Rows from a figure dataset
»»

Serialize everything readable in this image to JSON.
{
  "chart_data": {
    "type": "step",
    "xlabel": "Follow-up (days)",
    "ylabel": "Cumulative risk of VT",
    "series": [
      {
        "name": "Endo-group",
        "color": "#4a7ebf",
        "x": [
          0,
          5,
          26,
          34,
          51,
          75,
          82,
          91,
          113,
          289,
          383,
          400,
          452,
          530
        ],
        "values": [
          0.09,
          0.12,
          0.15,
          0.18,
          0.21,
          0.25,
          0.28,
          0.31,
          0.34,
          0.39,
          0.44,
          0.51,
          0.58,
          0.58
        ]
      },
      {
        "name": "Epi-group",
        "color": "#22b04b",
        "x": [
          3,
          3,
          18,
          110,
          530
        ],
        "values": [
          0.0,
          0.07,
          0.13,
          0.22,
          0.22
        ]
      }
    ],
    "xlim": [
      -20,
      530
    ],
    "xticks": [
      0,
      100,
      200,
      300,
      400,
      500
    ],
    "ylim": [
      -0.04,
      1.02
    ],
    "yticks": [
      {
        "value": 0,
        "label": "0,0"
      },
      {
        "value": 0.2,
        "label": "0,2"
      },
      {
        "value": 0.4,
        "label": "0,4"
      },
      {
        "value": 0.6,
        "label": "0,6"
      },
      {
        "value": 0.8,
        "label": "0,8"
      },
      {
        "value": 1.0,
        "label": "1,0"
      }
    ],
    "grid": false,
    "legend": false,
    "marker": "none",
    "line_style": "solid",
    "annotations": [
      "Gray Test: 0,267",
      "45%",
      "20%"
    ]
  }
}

««

#### [Short task]
Please set down all the data word for word.

#### [Output for this task]
Serialize everything readable in this image to JSON.
{
  "chart_data": {
    "type": "step",
    "xlabel": "Follow-up (days)",
    "ylabel": "Cumulative risk of VT",
    "series": [
      {
        "name": "Endo-group",
        "color": "#4a7ebf",
        "x": [
          0,
          5,
          26,
          34,
          51,
          75,
          82,
          91,
          113,
          289,
          383,
          400,
          452,
          530
        ],
        "values": [
          0.09,
          0.12,
          0.15,
          0.18,
          0.21,
          0.25,
          0.28,
          0.31,
          0.34,
          0.39,
          0.44,
          0.51,
          0.58,
          0.58
        ]
      },
      {
        "name": "Epi-group",
        "color": "#22b04b",
        "x": [
          3,
          3,
          18,
          110,
          530
        ],
        "values": [
          0.0,
          0.07,
          0.13,
          0.22,
          0.22
        ]
      }
    ],
    "xlim": [
      -20,
      530
    ],
    "xticks": [
      0,
      100,
      200,
      300,
      400,
      500
    ],
    "ylim": [
      -0.04,
      1.02
    ],
    "yticks": [
      {
        "value": 0,
        "label": "0,0"
      },
      {
        "value": 0.2,
        "label": "0,2"
      },
      {
        "value": 0.4,
        "label": "0,4"
      },
      {
        "value": 0.6,
        "label": "0,6"
      },
      {
        "value": 0.8,
        "label": "0,8"
      },
      {
        "value": 1.0,
        "label": "1,0"
      }
    ],
    "grid": false,
    "legend": false,
    "marker": "none",
    "line_style": "solid",
    "annotations": [
      "Gray Test: 0,267",
      "45%",
      "20%"
    ]
  }
}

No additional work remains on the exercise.